Indian Muslims And Their Economic Oppression

Note: This article is the third in a series that presents an in-depth analysis of the Sachar Committee Report and its observations regarding the social, educational and economic status of Muslims in India.

Economic Status

The Sachar Report has tried to understand the economic status of Muslims using different indicators. Its findings include:

1. While there is considerable variation in the conditions of Muslims across states (and among the Muslims, those who identified themselves as OBCs and others), the community exhibits deficits and deprivation in practically all dimensions of development.

2. Analysis of the data on poverty shows higher presence of Muslims in ‘persons below poverty line’.

3. The low flow of bank credit to Muslims is a serious problem, as lack of access to credit can have far-reaching implications for the socio-economic and educational status of the community, as a significantly larger proportion of Muslim workers are self-employed, especially in home-based work.

4. An analysis of the results of the Census of India, 2001, has indicated that banking facilities are inversely related to the proportion of the Muslim population in a village/locality.

5. There is a widespread perception that the participation of Muslims in the self-help groups (SHGs) and other micro-credit programmes is very limited.
┄┄┄┄┄┄┄┄┄┄
Instructions for the task >> Write the next part of the article on the economic status of Muslims in India, starting after its fifth finding. The entries after this article are not needed for the work.
┄┄┄┄┄┄┄┄┄┄
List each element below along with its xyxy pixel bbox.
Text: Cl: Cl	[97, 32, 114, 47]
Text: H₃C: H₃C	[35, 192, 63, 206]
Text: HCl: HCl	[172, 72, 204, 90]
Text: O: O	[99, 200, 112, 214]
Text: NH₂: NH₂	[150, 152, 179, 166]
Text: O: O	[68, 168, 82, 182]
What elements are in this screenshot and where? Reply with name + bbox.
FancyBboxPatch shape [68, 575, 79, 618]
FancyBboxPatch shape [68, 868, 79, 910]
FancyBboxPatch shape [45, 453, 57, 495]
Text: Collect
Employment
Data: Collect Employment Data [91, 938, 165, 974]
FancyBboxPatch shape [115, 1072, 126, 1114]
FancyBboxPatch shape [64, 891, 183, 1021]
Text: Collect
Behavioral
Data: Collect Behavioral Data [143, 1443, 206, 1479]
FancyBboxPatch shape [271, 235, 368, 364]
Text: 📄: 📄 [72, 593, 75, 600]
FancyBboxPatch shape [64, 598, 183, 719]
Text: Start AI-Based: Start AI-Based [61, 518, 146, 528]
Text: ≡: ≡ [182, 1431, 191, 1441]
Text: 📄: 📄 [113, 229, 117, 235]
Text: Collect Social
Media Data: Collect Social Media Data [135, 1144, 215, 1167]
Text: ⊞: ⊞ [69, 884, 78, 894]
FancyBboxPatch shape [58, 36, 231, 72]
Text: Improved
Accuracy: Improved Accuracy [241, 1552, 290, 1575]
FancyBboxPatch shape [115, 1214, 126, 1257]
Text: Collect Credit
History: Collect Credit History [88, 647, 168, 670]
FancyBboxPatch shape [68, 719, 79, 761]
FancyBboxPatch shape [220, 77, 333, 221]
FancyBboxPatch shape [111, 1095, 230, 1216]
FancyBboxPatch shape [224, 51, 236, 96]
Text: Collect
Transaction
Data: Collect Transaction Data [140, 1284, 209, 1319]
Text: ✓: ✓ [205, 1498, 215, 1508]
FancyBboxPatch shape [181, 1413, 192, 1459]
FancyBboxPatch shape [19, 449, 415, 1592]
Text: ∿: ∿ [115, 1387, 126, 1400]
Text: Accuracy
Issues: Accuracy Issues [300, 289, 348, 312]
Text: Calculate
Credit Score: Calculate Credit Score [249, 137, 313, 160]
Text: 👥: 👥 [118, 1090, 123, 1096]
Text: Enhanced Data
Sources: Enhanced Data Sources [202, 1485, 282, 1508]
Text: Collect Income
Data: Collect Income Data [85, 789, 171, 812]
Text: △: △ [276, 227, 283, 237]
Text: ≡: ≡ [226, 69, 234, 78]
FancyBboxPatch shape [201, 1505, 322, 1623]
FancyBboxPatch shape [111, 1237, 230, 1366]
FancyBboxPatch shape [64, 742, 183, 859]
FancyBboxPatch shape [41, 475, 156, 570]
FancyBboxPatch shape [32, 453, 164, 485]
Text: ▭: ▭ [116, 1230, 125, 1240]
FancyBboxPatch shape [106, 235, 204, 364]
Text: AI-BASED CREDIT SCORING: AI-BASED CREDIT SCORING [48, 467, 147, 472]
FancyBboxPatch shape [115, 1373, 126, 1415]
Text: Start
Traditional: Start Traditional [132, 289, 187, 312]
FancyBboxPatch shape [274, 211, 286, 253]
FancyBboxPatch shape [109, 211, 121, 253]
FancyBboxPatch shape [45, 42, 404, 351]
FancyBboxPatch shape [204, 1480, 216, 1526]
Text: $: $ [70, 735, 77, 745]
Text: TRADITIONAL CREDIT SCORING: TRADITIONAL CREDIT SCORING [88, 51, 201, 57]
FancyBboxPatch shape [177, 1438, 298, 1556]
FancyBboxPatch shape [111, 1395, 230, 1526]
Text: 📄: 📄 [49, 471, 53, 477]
┄┄┄┄┄┄┄┄┄┄
Result for this exercise >>
6. The review of government programmes suggests that Muslims have not benefited much from them. At times, the Muslims do not have adequate participation as beneficiaries – and when the participation is adequate, the total amounts allocated to the programme are too low to make any meaningful impact.

7. Inadequate availability of infrastructure facilities such as schools, healthcare, sanitation facilities, potable water and means of daily transportation is one of the many problems that Muslims share with other poor people, especially those who are disadvantaged.

The report contains detailed analyses of the conditions of employment of Muslims in a comparative perspective, and the nature of vulnerabilities that the community faces in the context of employment. In addition to looking at the industrial and occupational profiles of the Muslim workforce, the report analyses information on work conditions.

Low Worker Population Ratio

According to the Sachar report, the Muslim population differs significantly from other socio-religious communities (SRCs) in its participation in the economy and unemployment. The analysis of employment status of the population/workforce is for people in the age-group of 15-64 years, and it includes both principal and subsidiary employment statuses. Its findings:

1. Worker population ratios for Muslims are significantly lower than for all other SRCs in rural areas, and   marginally lower in urban areas.

2. The low aggregate work participation ratios (WPRs) for Muslims are essentially due to much lower participation of the community’s women in economic activities. The lower participation of women in rural areas is partly due to the fact that Muslim households (and hence women) are less likely to be engaged in agriculture.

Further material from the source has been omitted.